# [Aim of the task]
Show every line in the entries below where the word "hager" appears.

# [Material provided]
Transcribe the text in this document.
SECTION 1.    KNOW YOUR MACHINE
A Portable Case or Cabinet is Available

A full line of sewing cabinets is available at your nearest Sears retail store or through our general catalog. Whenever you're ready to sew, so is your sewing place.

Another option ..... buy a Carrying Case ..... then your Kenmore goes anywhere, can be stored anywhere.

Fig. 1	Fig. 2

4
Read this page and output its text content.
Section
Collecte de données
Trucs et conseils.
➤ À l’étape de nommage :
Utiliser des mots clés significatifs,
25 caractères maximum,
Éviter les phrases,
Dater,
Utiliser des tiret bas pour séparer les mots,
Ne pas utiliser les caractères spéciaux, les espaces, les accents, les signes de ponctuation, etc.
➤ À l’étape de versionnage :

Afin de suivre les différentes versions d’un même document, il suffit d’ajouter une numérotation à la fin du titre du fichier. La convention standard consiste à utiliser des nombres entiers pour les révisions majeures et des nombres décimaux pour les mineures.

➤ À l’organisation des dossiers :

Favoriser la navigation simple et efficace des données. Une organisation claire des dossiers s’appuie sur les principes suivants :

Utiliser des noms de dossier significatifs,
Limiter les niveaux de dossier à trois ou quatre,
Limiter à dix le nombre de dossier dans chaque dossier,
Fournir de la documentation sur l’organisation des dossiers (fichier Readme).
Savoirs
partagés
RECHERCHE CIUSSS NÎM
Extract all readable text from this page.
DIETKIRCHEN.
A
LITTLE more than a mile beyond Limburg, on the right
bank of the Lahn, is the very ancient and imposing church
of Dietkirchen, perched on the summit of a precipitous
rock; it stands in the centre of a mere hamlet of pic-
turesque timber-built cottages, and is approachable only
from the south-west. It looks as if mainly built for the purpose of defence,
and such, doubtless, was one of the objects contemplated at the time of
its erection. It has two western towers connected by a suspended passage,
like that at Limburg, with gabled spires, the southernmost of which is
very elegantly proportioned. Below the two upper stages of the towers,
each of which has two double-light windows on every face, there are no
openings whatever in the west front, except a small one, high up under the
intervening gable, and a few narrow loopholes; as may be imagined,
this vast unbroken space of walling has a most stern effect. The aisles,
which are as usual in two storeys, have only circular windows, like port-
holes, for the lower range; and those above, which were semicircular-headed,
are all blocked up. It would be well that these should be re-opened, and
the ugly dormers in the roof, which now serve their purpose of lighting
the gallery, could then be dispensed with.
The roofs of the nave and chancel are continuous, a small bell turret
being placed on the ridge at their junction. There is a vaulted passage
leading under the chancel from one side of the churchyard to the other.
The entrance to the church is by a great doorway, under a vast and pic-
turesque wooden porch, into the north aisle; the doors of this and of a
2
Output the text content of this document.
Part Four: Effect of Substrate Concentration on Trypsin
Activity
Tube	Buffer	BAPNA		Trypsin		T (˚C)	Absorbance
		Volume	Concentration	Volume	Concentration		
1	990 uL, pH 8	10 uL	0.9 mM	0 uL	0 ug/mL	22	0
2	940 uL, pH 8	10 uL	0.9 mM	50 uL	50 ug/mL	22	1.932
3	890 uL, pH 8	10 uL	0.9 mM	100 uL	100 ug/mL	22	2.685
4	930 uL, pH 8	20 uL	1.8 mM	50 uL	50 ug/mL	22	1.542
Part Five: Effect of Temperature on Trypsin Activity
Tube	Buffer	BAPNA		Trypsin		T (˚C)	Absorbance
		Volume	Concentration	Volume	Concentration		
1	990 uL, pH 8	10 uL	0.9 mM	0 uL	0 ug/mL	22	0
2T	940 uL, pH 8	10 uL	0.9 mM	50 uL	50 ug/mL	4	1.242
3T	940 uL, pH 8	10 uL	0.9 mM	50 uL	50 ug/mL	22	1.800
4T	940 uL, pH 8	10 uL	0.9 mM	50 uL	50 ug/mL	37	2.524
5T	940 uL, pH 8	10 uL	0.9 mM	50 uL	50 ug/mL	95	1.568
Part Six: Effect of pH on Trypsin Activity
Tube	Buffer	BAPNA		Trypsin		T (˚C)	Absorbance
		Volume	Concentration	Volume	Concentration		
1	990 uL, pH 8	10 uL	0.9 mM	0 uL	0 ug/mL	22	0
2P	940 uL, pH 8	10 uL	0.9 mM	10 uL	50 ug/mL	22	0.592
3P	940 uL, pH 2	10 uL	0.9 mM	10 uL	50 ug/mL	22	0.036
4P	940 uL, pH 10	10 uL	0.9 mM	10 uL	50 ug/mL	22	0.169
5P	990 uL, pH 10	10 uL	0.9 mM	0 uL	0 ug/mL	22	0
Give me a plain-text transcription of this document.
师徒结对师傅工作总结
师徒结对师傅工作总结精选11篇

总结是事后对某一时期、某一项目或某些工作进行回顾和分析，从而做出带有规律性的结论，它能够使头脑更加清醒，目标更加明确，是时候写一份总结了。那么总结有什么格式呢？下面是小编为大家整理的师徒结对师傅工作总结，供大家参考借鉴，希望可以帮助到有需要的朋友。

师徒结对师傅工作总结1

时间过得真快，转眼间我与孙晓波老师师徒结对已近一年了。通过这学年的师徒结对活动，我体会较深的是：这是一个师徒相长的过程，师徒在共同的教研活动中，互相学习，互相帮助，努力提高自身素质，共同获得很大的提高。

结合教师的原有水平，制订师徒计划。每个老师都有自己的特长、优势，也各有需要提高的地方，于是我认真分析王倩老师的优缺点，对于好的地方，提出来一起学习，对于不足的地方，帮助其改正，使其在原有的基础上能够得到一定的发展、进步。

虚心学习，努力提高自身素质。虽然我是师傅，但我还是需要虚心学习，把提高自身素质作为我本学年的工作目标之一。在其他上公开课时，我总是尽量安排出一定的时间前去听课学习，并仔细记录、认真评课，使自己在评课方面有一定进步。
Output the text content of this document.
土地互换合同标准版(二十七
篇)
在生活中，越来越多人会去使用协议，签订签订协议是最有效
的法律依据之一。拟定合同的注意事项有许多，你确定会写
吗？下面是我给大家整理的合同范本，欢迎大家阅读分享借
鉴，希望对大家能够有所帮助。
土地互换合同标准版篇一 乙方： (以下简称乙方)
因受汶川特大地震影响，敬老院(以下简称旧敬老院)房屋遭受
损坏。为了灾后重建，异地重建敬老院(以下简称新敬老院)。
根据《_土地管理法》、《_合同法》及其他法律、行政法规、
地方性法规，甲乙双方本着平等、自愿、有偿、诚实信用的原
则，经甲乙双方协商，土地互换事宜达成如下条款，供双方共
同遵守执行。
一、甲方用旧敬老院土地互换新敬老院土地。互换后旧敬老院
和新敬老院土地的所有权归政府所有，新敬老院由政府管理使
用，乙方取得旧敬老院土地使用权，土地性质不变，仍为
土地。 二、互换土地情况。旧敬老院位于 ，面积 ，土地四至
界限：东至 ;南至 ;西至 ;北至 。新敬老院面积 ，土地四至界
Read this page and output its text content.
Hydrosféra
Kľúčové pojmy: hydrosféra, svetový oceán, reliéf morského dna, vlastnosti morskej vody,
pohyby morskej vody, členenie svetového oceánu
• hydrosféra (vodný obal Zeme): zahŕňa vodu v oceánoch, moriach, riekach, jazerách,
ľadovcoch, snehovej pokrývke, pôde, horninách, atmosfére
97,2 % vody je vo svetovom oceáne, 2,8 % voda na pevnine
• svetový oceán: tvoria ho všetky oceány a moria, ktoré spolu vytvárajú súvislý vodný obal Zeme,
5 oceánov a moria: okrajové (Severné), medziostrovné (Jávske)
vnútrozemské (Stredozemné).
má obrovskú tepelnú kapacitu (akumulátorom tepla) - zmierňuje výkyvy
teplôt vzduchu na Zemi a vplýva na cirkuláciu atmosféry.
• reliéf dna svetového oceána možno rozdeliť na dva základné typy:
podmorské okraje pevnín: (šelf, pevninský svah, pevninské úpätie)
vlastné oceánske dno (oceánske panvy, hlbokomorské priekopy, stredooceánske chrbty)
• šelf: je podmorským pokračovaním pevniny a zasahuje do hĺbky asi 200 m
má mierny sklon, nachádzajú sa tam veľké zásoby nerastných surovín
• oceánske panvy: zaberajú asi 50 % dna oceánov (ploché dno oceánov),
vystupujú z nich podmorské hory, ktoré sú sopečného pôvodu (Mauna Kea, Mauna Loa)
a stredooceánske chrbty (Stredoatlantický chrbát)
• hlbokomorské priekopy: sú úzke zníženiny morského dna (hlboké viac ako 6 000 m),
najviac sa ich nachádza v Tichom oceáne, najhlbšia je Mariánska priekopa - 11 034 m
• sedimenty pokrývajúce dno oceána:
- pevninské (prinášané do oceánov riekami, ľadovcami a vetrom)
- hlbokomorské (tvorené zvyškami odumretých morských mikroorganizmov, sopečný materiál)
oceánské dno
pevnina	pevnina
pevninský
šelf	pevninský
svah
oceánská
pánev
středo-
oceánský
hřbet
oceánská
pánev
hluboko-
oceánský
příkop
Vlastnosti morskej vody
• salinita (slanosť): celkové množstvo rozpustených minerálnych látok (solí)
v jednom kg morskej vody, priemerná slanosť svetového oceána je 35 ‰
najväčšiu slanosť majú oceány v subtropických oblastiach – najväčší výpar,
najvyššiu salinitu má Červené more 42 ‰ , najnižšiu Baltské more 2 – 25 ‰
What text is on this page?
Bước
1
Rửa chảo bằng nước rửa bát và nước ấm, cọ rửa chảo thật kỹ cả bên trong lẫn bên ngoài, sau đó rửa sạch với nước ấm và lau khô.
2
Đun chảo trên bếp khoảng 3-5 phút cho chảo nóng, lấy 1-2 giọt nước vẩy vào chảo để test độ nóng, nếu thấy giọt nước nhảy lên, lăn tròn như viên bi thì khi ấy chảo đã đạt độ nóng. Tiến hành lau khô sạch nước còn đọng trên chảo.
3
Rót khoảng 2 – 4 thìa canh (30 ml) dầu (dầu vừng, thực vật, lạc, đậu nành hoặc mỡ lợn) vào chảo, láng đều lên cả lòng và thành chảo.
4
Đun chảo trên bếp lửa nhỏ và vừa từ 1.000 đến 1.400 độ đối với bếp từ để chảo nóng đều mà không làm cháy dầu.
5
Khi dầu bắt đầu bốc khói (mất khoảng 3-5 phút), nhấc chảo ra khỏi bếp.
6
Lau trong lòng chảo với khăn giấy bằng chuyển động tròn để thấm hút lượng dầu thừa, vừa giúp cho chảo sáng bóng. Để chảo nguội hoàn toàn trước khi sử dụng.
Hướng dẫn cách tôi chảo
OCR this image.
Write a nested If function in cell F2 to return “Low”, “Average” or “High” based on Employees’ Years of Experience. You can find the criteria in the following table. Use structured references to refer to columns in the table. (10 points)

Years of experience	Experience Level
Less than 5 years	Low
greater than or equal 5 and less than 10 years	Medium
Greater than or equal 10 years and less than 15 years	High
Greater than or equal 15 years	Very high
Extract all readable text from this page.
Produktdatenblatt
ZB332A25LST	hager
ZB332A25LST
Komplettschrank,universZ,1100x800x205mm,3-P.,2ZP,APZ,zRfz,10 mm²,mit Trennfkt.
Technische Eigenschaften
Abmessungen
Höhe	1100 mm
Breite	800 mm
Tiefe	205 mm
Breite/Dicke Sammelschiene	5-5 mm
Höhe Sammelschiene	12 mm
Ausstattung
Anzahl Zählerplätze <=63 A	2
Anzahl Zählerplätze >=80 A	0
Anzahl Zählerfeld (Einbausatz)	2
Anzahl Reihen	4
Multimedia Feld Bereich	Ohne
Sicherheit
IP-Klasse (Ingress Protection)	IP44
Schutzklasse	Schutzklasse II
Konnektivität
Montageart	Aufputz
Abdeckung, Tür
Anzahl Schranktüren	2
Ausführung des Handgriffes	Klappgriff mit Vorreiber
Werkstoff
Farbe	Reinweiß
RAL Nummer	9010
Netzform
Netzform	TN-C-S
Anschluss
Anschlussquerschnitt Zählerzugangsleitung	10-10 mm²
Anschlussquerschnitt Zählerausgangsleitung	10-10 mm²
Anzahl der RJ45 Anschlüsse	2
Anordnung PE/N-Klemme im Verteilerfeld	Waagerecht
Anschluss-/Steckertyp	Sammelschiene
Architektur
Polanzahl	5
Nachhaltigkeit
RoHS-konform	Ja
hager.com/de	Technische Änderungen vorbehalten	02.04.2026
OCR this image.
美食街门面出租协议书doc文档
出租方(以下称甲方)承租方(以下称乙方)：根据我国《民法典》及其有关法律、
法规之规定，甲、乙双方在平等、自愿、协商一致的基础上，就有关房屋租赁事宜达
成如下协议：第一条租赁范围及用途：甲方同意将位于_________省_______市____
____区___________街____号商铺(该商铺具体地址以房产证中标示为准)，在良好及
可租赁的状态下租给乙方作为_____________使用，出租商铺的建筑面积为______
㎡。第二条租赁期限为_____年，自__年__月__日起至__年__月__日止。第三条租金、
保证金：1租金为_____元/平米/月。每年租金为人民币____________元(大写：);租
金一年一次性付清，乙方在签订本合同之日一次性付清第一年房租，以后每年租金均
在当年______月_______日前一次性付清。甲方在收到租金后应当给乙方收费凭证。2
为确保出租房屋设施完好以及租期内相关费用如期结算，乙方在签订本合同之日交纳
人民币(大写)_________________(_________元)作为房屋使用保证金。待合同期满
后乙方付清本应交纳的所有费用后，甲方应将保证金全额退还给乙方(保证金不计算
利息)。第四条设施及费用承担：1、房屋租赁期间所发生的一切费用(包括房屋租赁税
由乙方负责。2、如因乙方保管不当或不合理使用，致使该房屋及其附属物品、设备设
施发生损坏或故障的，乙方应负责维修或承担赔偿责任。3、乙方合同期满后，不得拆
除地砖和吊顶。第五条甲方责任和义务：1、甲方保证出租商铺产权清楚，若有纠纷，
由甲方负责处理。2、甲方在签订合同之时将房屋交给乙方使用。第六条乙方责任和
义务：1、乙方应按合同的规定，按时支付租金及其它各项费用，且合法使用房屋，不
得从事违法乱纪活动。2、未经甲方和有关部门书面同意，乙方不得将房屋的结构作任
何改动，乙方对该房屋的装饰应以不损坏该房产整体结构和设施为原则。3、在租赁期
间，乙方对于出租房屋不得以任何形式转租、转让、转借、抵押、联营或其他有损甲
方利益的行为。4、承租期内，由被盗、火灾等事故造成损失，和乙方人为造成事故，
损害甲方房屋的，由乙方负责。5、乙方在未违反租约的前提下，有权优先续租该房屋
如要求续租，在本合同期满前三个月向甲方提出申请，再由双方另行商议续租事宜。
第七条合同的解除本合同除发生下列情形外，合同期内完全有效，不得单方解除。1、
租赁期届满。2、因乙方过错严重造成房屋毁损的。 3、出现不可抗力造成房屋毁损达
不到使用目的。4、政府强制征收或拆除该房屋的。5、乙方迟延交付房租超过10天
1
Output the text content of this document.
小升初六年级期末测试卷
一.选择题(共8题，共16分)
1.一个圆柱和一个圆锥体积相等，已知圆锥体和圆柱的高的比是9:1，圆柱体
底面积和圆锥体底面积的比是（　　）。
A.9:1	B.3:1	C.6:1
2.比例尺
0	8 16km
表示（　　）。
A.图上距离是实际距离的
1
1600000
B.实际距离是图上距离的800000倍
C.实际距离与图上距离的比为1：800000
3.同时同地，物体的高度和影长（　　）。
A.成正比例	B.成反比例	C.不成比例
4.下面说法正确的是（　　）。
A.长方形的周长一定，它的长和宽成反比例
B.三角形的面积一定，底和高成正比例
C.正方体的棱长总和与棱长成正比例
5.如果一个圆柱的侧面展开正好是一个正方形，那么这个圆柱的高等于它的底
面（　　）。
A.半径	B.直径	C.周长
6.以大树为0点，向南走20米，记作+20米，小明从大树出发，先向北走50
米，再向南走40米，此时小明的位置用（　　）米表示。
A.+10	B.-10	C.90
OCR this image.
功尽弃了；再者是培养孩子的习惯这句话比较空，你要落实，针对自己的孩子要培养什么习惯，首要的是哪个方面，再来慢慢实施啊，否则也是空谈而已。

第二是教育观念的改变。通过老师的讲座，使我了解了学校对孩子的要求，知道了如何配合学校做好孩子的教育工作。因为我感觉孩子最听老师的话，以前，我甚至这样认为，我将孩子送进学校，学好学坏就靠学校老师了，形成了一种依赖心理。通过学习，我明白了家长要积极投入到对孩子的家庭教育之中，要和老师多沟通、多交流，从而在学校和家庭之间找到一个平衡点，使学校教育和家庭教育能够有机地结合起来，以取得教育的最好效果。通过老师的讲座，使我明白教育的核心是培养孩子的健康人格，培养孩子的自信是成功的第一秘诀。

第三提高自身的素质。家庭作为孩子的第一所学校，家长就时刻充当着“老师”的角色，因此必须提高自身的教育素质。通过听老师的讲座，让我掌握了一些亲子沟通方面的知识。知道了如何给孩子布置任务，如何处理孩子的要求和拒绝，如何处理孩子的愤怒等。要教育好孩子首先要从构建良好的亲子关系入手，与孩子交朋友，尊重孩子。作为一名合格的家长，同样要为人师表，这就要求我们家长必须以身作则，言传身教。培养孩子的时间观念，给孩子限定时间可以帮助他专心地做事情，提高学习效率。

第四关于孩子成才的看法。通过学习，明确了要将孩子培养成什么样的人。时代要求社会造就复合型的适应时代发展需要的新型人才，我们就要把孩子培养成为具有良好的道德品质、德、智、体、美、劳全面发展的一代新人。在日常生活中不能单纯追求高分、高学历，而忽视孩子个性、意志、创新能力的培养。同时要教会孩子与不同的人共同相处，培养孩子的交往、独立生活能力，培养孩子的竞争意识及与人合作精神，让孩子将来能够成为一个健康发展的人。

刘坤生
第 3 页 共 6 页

# [Written response]
ZB332A25LST	hager
hager.com/de	Technische Änderungen vorbehalten	02.04.2026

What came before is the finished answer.